→ **EXERCISE TASK**
Turn the rows, from the very first line through the line containing "The device 800 is at (114, 76).", into a numbered list that skips blank lines.

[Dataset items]
- - - - -
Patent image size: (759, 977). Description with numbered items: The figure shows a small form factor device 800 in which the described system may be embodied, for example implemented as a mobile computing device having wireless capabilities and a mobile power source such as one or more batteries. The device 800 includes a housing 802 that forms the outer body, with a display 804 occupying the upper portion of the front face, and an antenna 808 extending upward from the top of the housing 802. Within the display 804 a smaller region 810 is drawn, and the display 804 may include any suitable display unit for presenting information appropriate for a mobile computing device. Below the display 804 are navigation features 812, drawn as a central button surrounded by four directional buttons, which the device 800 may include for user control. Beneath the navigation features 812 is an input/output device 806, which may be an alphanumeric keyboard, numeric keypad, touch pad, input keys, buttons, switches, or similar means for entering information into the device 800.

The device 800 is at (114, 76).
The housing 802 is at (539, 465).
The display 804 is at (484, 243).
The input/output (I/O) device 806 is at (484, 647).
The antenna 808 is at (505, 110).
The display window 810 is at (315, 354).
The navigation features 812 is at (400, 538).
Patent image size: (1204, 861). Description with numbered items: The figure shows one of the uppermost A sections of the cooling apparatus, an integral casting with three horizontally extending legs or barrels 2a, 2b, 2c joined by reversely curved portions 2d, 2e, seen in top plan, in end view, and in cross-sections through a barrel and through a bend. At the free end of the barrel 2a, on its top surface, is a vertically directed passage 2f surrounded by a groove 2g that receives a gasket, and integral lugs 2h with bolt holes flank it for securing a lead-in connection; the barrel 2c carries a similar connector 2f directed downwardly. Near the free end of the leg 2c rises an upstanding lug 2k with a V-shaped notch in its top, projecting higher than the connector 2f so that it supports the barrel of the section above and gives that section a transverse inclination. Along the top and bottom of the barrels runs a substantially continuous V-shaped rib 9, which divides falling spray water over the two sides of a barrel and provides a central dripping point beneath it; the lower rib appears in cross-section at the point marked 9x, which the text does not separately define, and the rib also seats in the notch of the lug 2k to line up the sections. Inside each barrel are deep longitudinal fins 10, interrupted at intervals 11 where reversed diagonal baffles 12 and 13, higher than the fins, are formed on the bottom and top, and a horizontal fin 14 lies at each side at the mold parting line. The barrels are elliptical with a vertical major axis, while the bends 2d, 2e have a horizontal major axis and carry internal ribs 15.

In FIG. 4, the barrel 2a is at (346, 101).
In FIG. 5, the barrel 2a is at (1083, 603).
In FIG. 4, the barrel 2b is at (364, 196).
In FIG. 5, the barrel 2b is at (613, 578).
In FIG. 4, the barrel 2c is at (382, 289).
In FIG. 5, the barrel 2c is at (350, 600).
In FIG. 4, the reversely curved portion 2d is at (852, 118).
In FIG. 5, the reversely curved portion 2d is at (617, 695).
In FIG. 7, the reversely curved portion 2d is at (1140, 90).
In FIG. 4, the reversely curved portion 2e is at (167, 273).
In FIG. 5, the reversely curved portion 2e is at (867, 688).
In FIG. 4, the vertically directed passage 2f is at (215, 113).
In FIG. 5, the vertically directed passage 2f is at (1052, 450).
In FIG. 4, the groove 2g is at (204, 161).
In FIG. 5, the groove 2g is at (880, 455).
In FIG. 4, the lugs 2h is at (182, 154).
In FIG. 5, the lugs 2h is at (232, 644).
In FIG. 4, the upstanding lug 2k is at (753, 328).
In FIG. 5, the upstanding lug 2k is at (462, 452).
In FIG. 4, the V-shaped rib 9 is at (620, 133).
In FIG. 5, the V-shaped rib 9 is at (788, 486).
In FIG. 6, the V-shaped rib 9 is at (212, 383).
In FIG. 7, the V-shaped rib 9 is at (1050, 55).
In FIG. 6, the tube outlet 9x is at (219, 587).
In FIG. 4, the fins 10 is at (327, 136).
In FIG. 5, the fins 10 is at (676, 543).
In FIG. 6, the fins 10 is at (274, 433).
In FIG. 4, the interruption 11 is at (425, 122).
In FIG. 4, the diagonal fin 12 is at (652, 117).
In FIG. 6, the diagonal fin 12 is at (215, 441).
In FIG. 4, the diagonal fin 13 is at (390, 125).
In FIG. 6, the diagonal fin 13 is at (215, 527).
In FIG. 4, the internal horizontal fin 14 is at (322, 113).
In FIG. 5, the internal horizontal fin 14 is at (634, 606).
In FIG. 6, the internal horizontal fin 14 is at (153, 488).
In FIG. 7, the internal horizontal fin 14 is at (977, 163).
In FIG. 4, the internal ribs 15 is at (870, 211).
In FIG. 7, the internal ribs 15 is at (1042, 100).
- - - - -
→ **SOLUTION TO THIS PROBLEM**
1. Patent image size: (759, 977). Description with numbered items: The figure shows a small form factor device 800 in which the described system may be embodied, for example implemented as a mobile computing device having wireless capabilities and a mobile power source such as one or more batteries. The device 800 includes a housing 802 that forms the outer body, with a display 804 occupying the upper portion of the front face, and an antenna 808 extending upward from the top of the housing 802. Within the display 804 a smaller region 810 is drawn, and the display 804 may include any suitable display unit for presenting information appropriate for a mobile computing device. Below the display 804 are navigation features 812, drawn as a central button surrounded by four directional buttons, which the device 800 may include for user control. Beneath the navigation features 812 is an input/output device 806, which may be an alphanumeric keyboard, numeric keypad, touch pad, input keys, buttons, switches, or similar means for entering information into the device 800.
2. The device 800 is at (114, 76).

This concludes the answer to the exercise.